#### RECORDS SUPPLIED

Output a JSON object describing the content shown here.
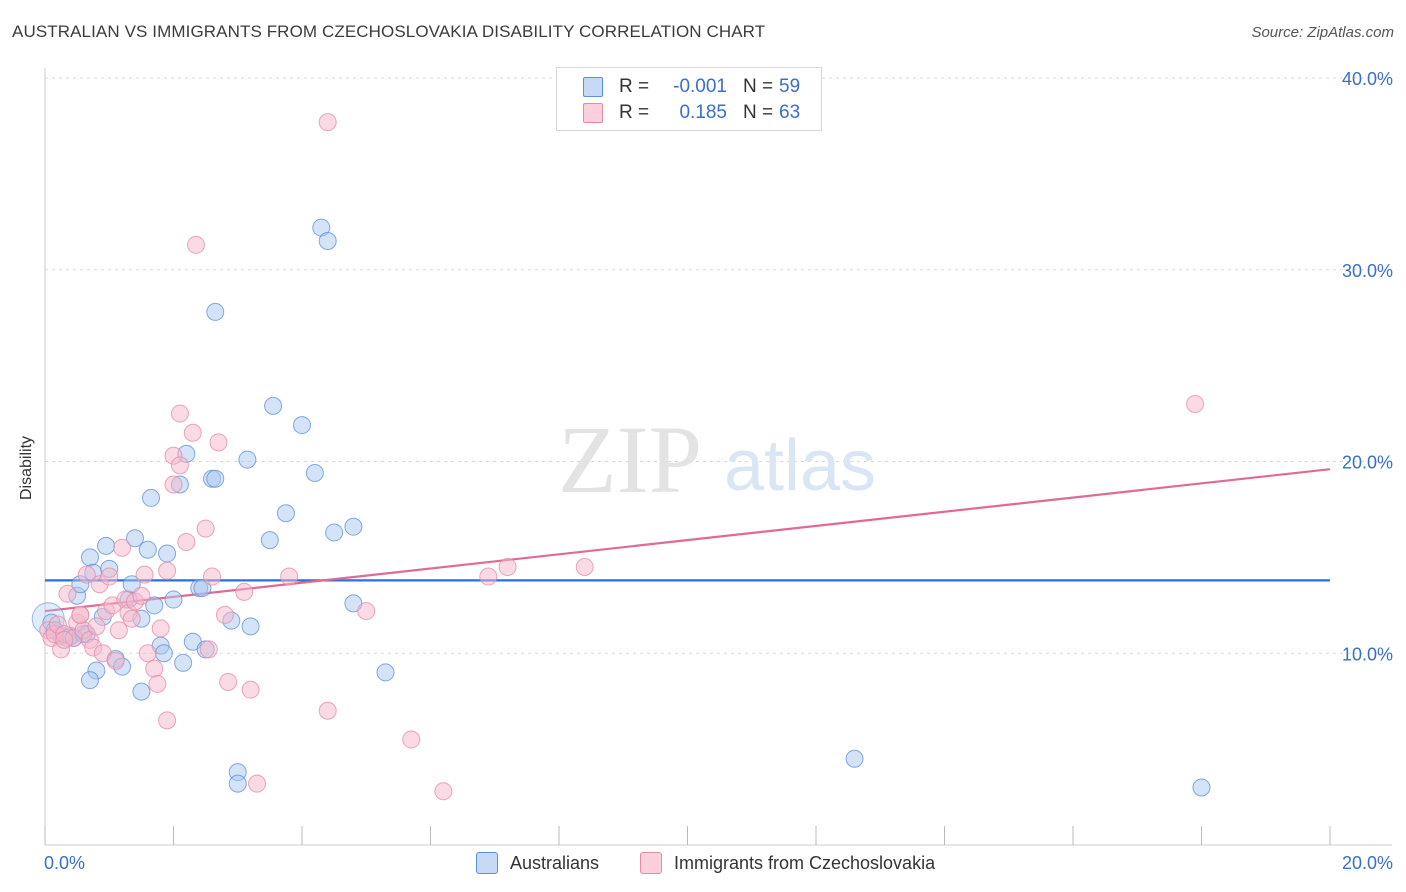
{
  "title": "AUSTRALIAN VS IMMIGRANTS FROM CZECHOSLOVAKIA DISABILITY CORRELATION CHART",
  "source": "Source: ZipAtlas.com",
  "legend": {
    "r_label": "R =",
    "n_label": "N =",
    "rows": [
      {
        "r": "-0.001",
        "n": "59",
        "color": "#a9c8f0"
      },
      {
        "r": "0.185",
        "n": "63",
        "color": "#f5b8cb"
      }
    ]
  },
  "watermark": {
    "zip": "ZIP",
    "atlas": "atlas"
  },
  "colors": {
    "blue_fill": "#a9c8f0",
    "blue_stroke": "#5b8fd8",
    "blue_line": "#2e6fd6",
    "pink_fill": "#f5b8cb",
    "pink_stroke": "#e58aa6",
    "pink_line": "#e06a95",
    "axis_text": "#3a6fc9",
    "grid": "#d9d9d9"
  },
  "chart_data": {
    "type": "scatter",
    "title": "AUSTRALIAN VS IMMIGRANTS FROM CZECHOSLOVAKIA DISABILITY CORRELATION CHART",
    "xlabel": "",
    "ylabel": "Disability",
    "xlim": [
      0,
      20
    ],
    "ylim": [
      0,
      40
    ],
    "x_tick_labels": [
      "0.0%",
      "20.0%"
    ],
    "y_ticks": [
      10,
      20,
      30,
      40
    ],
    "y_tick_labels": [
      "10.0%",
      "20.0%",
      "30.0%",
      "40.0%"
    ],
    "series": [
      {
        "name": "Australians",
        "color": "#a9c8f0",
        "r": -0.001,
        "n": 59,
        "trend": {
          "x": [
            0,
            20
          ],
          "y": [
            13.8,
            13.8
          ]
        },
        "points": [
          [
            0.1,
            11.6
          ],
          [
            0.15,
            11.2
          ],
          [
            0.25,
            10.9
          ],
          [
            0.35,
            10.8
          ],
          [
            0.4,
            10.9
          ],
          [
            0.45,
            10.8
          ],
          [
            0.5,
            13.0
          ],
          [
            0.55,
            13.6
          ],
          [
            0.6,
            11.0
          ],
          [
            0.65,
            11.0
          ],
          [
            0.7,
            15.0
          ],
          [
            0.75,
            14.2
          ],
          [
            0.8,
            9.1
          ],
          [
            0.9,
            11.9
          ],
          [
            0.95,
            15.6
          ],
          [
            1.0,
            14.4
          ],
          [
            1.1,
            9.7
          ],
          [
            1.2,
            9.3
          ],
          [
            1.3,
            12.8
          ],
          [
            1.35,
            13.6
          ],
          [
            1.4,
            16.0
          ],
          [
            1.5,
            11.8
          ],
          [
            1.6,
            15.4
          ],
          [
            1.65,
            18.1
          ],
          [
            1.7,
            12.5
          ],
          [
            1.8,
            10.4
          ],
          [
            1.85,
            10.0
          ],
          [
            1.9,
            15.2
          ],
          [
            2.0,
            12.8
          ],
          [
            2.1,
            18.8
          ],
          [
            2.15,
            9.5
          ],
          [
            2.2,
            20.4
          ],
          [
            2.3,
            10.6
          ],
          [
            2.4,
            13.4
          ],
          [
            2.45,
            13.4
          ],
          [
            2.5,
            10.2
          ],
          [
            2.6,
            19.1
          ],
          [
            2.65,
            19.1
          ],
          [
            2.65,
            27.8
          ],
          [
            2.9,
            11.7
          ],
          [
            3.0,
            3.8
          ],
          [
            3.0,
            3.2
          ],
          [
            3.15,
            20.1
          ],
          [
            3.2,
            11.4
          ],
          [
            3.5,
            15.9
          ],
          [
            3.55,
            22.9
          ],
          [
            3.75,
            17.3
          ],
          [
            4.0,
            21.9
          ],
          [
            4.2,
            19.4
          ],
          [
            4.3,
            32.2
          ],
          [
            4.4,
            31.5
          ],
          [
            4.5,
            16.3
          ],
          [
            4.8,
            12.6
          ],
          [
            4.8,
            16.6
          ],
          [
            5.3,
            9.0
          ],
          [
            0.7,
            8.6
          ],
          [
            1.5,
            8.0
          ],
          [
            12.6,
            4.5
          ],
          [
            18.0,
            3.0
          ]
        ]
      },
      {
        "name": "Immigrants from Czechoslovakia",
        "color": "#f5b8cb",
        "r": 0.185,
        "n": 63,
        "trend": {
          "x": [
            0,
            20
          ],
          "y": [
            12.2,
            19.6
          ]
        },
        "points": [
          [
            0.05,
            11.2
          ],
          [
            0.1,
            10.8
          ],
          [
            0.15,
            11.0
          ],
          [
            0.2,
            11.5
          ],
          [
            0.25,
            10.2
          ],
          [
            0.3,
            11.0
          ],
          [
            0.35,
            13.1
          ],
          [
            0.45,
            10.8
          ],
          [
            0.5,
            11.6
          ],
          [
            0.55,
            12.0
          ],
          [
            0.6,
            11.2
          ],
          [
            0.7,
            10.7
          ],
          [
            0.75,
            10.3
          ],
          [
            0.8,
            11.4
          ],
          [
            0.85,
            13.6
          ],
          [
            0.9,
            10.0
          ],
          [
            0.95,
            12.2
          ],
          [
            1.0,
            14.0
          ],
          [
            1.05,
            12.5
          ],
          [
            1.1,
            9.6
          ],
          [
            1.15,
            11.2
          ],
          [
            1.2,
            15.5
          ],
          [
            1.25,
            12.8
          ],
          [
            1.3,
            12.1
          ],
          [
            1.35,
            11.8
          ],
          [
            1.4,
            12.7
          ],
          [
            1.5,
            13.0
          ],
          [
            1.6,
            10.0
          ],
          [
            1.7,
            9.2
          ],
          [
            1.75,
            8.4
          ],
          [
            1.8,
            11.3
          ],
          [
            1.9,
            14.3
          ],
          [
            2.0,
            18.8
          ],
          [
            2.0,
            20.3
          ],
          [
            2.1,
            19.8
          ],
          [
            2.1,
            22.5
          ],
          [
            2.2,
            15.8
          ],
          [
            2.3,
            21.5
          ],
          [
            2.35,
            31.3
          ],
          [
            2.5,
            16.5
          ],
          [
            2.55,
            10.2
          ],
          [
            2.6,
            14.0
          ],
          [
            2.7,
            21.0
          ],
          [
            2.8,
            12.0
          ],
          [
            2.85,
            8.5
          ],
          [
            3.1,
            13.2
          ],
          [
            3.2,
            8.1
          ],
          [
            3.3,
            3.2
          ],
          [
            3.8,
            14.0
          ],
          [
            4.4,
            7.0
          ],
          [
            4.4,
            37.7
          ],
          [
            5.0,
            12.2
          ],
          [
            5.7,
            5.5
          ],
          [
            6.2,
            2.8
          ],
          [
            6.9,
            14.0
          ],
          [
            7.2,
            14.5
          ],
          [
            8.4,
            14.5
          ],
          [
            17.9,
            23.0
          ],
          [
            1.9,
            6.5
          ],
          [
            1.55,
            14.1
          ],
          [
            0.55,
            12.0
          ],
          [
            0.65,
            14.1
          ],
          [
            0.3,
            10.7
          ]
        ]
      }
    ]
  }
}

########

TASK INSTRUCTIONS:
Reproduce the entries above without change, omitting all pictures.

EXERCISE RESULT:
Output a JSON object describing the content shown here.
{
  "title": "AUSTRALIAN VS IMMIGRANTS FROM CZECHOSLOVAKIA DISABILITY CORRELATION CHART",
  "source": "Source: ZipAtlas.com",
  "legend": {
    "r_label": "R =",
    "n_label": "N =",
    "rows": [
      {
        "r": "-0.001",
        "n": "59",
        "color": "#a9c8f0"
      },
      {
        "r": "0.185",
        "n": "63",
        "color": "#f5b8cb"
      }
    ]
  },
  "watermark": {
    "zip": "ZIP",
    "atlas": "atlas"
  },
  "colors": {
    "blue_fill": "#a9c8f0",
    "blue_stroke": "#5b8fd8",
    "blue_line": "#2e6fd6",
    "pink_fill": "#f5b8cb",
    "pink_stroke": "#e58aa6",
    "pink_line": "#e06a95",
    "axis_text": "#3a6fc9",
    "grid": "#d9d9d9"
  },
  "chart_data": {
    "type": "scatter",
    "title": "AUSTRALIAN VS IMMIGRANTS FROM CZECHOSLOVAKIA DISABILITY CORRELATION CHART",
    "xlabel": "",
    "ylabel": "Disability",
    "xlim": [
      0,
      20
    ],
    "ylim": [
      0,
      40
    ],
    "x_tick_labels": [
      "0.0%",
      "20.0%"
    ],
    "y_ticks": [
      10,
      20,
      30,
      40
    ],
    "y_tick_labels": [
      "10.0%",
      "20.0%",
      "30.0%",
      "40.0%"
    ],
    "series": [
      {
        "name": "Australians",
        "color": "#a9c8f0",
        "r": -0.001,
        "n": 59,
        "trend": {
          "x": [
            0,
            20
          ],
          "y": [
            13.8,
            13.8
          ]
        },
        "points": [
          [
            0.1,
            11.6
          ],
          [
            0.15,
            11.2
          ],
          [
            0.25,
            10.9
          ],
          [
            0.35,
            10.8
          ],
          [
            0.4,
            10.9
          ],
          [
            0.45,
            10.8
          ],
          [
            0.5,
            13.0
          ],
          [
            0.55,
            13.6
          ],
          [
            0.6,
            11.0
          ],
          [
            0.65,
            11.0
          ],
          [
            0.7,
            15.0
          ],
          [
            0.75,
            14.2
          ],
          [
            0.8,
            9.1
          ],
          [
            0.9,
            11.9
          ],
          [
            0.95,
            15.6
          ],
          [
            1.0,
            14.4
          ],
          [
            1.1,
            9.7
          ],
          [
            1.2,
            9.3
          ],
          [
            1.3,
            12.8
          ],
          [
            1.35,
            13.6
          ],
          [
            1.4,
            16.0
          ],
          [
            1.5,
            11.8
          ],
          [
            1.6,
            15.4
          ],
          [
            1.65,
            18.1
          ],
          [
            1.7,
            12.5
          ],
          [
            1.8,
            10.4
          ],
          [
            1.85,
            10.0
          ],
          [
            1.9,
            15.2
          ],
          [
            2.0,
            12.8
          ],
          [
            2.1,
            18.8
          ],
          [
            2.15,
            9.5
          ],
          [
            2.2,
            20.4
          ],
          [
            2.3,
            10.6
          ],
          [
            2.4,
            13.4
          ],
          [
            2.45,
            13.4
          ],
          [
            2.5,
            10.2
          ],
          [
            2.6,
            19.1
          ],
          [
            2.65,
            19.1
          ],
          [
            2.65,
            27.8
          ],
          [
            2.9,
            11.7
          ],
          [
            3.0,
            3.8
          ],
          [
            3.0,
            3.2
          ],
          [
            3.15,
            20.1
          ],
          [
            3.2,
            11.4
          ],
          [
            3.5,
            15.9
          ],
          [
            3.55,
            22.9
          ],
          [
            3.75,
            17.3
          ],
          [
            4.0,
            21.9
          ],
          [
            4.2,
            19.4
          ],
          [
            4.3,
            32.2
          ],
          [
            4.4,
            31.5
          ],
          [
            4.5,
            16.3
          ],
          [
            4.8,
            12.6
          ],
          [
            4.8,
            16.6
          ],
          [
            5.3,
            9.0
          ],
          [
            0.7,
            8.6
          ],
          [
            1.5,
            8.0
          ],
          [
            12.6,
            4.5
          ],
          [
            18.0,
            3.0
          ]
        ]
      },
      {
        "name": "Immigrants from Czechoslovakia",
        "color": "#f5b8cb",
        "r": 0.185,
        "n": 63,
        "trend": {
          "x": [
            0,
            20
          ],
          "y": [
            12.2,
            19.6
          ]
        },
        "points": [
          [
            0.05,
            11.2
          ],
          [
            0.1,
            10.8
          ],
          [
            0.15,
            11.0
          ],
          [
            0.2,
            11.5
          ],
          [
            0.25,
            10.2
          ],
          [
            0.3,
            11.0
          ],
          [
            0.35,
            13.1
          ],
          [
            0.45,
            10.8
          ],
          [
            0.5,
            11.6
          ],
          [
            0.55,
            12.0
          ],
          [
            0.6,
            11.2
          ],
          [
            0.7,
            10.7
          ],
          [
            0.75,
            10.3
          ],
          [
            0.8,
            11.4
          ],
          [
            0.85,
            13.6
          ],
          [
            0.9,
            10.0
          ],
          [
            0.95,
            12.2
          ],
          [
            1.0,
            14.0
          ],
          [
            1.05,
            12.5
          ],
          [
            1.1,
            9.6
          ],
          [
            1.15,
            11.2
          ],
          [
            1.2,
            15.5
          ],
          [
            1.25,
            12.8
          ],
          [
            1.3,
            12.1
          ],
          [
            1.35,
            11.8
          ],
          [
            1.4,
            12.7
          ],
          [
            1.5,
            13.0
          ],
          [
            1.6,
            10.0
          ],
          [
            1.7,
            9.2
          ],
          [
            1.75,
            8.4
          ],
          [
            1.8,
            11.3
          ],
          [
            1.9,
            14.3
          ],
          [
            2.0,
            18.8
          ],
          [
            2.0,
            20.3
          ],
          [
            2.1,
            19.8
          ],
          [
            2.1,
            22.5
          ],
          [
            2.2,
            15.8
          ],
          [
            2.3,
            21.5
          ],
          [
            2.35,
            31.3
          ],
          [
            2.5,
            16.5
          ],
          [
            2.55,
            10.2
          ],
          [
            2.6,
            14.0
          ],
          [
            2.7,
            21.0
          ],
          [
            2.8,
            12.0
          ],
          [
            2.85,
            8.5
          ],
          [
            3.1,
            13.2
          ],
          [
            3.2,
            8.1
          ],
          [
            3.3,
            3.2
          ],
          [
            3.8,
            14.0
          ],
          [
            4.4,
            7.0
          ],
          [
            4.4,
            37.7
          ],
          [
            5.0,
            12.2
          ],
          [
            5.7,
            5.5
          ],
          [
            6.2,
            2.8
          ],
          [
            6.9,
            14.0
          ],
          [
            7.2,
            14.5
          ],
          [
            8.4,
            14.5
          ],
          [
            17.9,
            23.0
          ],
          [
            1.9,
            6.5
          ],
          [
            1.55,
            14.1
          ],
          [
            0.55,
            12.0
          ],
          [
            0.65,
            14.1
          ],
          [
            0.3,
            10.7
          ]
        ]
      }
    ]
  }
}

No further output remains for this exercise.